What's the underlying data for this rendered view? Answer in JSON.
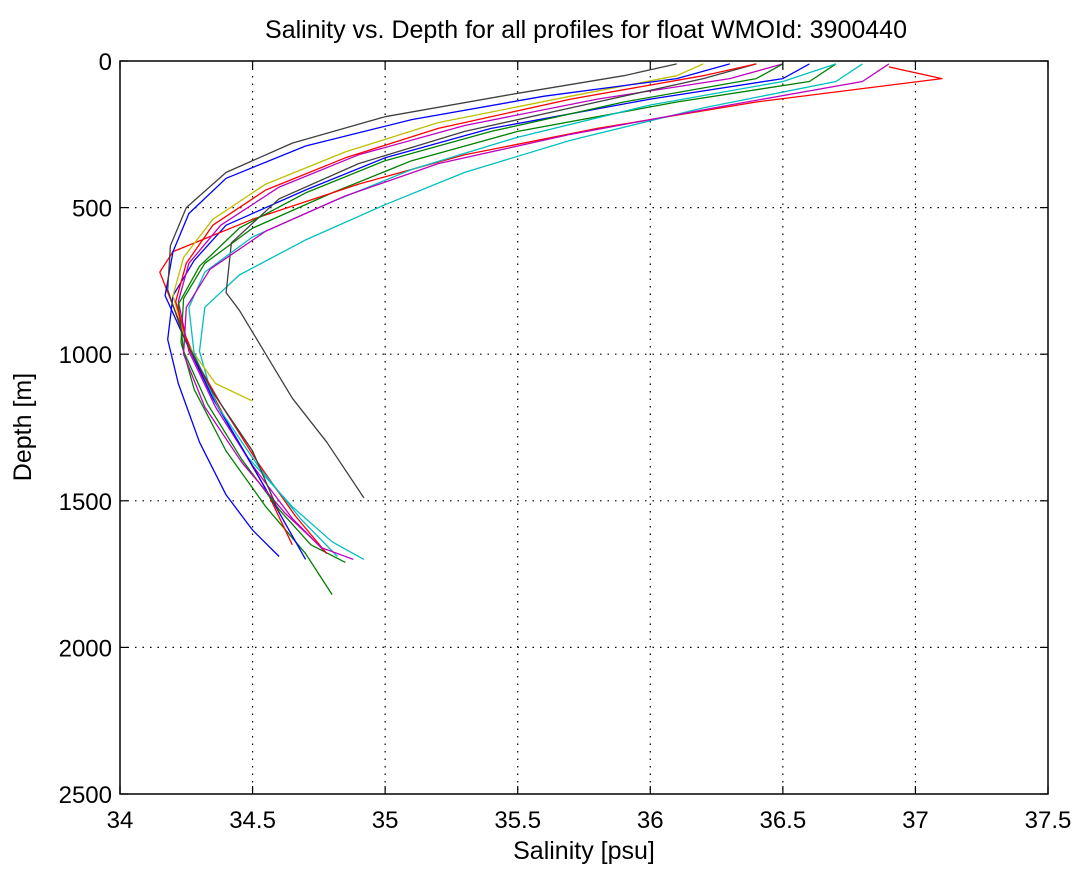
{
  "chart_data": {
    "type": "line",
    "title": "Salinity vs. Depth for all profiles for float WMOId: 3900440",
    "xlabel": "Salinity [psu]",
    "ylabel": "Depth [m]",
    "xlim": [
      34,
      37.5
    ],
    "ylim": [
      0,
      2500
    ],
    "y_reversed": true,
    "grid": true,
    "grid_style": "dotted",
    "x_ticks": [
      "34",
      "34.5",
      "35",
      "35.5",
      "36",
      "36.5",
      "37",
      "37.5"
    ],
    "y_ticks": [
      "0",
      "500",
      "1000",
      "1500",
      "2000",
      "2500"
    ],
    "profile_colors": [
      "#0000ff",
      "#008000",
      "#ff0000",
      "#00bfbf",
      "#bf00bf",
      "#bfbf00",
      "#404040"
    ],
    "profiles_note": "",
    "series": [
      {
        "color": "#0000ff",
        "x": [
          36.6,
          36.5,
          36.0,
          35.4,
          35.0,
          34.7,
          34.4,
          34.28,
          34.2,
          34.18,
          34.22,
          34.3,
          34.4,
          34.5,
          34.6
        ],
        "y": [
          10,
          60,
          130,
          230,
          330,
          440,
          560,
          680,
          800,
          950,
          1100,
          1300,
          1480,
          1600,
          1690
        ]
      },
      {
        "color": "#008000",
        "x": [
          36.7,
          36.6,
          36.1,
          35.5,
          35.1,
          34.8,
          34.5,
          34.32,
          34.24,
          34.23,
          34.28,
          34.4,
          34.55,
          34.7,
          34.8
        ],
        "y": [
          10,
          70,
          140,
          240,
          340,
          450,
          570,
          690,
          810,
          960,
          1120,
          1330,
          1520,
          1680,
          1820
        ]
      },
      {
        "color": "#ff0000",
        "x": [
          36.9,
          37.1,
          36.4,
          35.8,
          35.3,
          34.9,
          34.5,
          34.2,
          34.15,
          34.22,
          34.3,
          34.42,
          34.55,
          34.65
        ],
        "y": [
          20,
          60,
          140,
          230,
          320,
          420,
          540,
          650,
          720,
          880,
          1050,
          1260,
          1460,
          1650
        ]
      },
      {
        "color": "#00bfbf",
        "x": [
          36.8,
          36.7,
          36.2,
          35.7,
          35.3,
          35.0,
          34.7,
          34.45,
          34.32,
          34.3,
          34.35,
          34.48,
          34.65,
          34.8,
          34.92
        ],
        "y": [
          10,
          70,
          160,
          270,
          380,
          490,
          610,
          730,
          840,
          990,
          1150,
          1350,
          1520,
          1640,
          1700
        ]
      },
      {
        "color": "#bf00bf",
        "x": [
          36.5,
          36.3,
          35.8,
          35.3,
          34.9,
          34.6,
          34.38,
          34.26,
          34.22,
          34.26,
          34.36,
          34.5,
          34.65,
          34.78
        ],
        "y": [
          10,
          60,
          130,
          220,
          320,
          430,
          560,
          690,
          820,
          990,
          1180,
          1380,
          1560,
          1680
        ]
      },
      {
        "color": "#bfbf00",
        "x": [
          36.2,
          36.1,
          35.7,
          35.2,
          34.85,
          34.55,
          34.35,
          34.24,
          34.2,
          34.25,
          34.36,
          34.5
        ],
        "y": [
          10,
          50,
          120,
          210,
          310,
          420,
          540,
          670,
          800,
          960,
          1100,
          1160
        ]
      },
      {
        "color": "#404040",
        "x": [
          36.4,
          36.2,
          35.8,
          35.3,
          34.9,
          34.6,
          34.42,
          34.4,
          34.45,
          34.55,
          34.65,
          34.78,
          34.92
        ],
        "y": [
          10,
          60,
          140,
          240,
          350,
          470,
          620,
          790,
          850,
          1000,
          1150,
          1300,
          1490
        ]
      },
      {
        "color": "#0000ff",
        "x": [
          36.3,
          36.1,
          35.6,
          35.1,
          34.7,
          34.4,
          34.26,
          34.2,
          34.17,
          34.25,
          34.35,
          34.48,
          34.6,
          34.7
        ],
        "y": [
          10,
          60,
          120,
          200,
          290,
          400,
          520,
          650,
          800,
          960,
          1150,
          1350,
          1540,
          1700
        ]
      },
      {
        "color": "#008000",
        "x": [
          36.5,
          36.4,
          35.9,
          35.4,
          35.0,
          34.7,
          34.45,
          34.3,
          34.22,
          34.24,
          34.33,
          34.46,
          34.6,
          34.72,
          34.85
        ],
        "y": [
          10,
          60,
          140,
          240,
          340,
          450,
          570,
          700,
          830,
          990,
          1170,
          1360,
          1530,
          1650,
          1710
        ]
      },
      {
        "color": "#ff0000",
        "x": [
          36.4,
          36.2,
          35.7,
          35.2,
          34.85,
          34.55,
          34.35,
          34.25,
          34.21,
          34.26,
          34.38,
          34.52,
          34.66,
          34.78
        ],
        "y": [
          10,
          50,
          130,
          230,
          330,
          440,
          560,
          690,
          820,
          980,
          1170,
          1370,
          1550,
          1680
        ]
      },
      {
        "color": "#00bfbf",
        "x": [
          36.7,
          36.5,
          36.0,
          35.5,
          35.1,
          34.8,
          34.5,
          34.32,
          34.26,
          34.28,
          34.37,
          34.52,
          34.68,
          34.82
        ],
        "y": [
          10,
          70,
          150,
          260,
          370,
          480,
          600,
          720,
          840,
          1000,
          1180,
          1380,
          1560,
          1690
        ]
      },
      {
        "color": "#bf00bf",
        "x": [
          36.9,
          36.8,
          36.3,
          35.7,
          35.2,
          34.85,
          34.55,
          34.34,
          34.25,
          34.24,
          34.32,
          34.46,
          34.62,
          34.76,
          34.88
        ],
        "y": [
          10,
          70,
          150,
          250,
          350,
          460,
          580,
          710,
          840,
          1000,
          1180,
          1370,
          1540,
          1660,
          1700
        ]
      },
      {
        "color": "#404040",
        "x": [
          36.1,
          35.9,
          35.5,
          35.0,
          34.65,
          34.4,
          34.25,
          34.19,
          34.18,
          34.24,
          34.35,
          34.5,
          34.6
        ],
        "y": [
          10,
          50,
          110,
          190,
          280,
          380,
          500,
          630,
          780,
          940,
          1130,
          1330,
          1540
        ]
      }
    ]
  }
}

Objective: Filter out all lines lacking the word "Depth" and copy the rest.

The solution:
    "title": "Salinity vs. Depth for all profiles for float WMOId: 3900440",
    "ylabel": "Depth [m]",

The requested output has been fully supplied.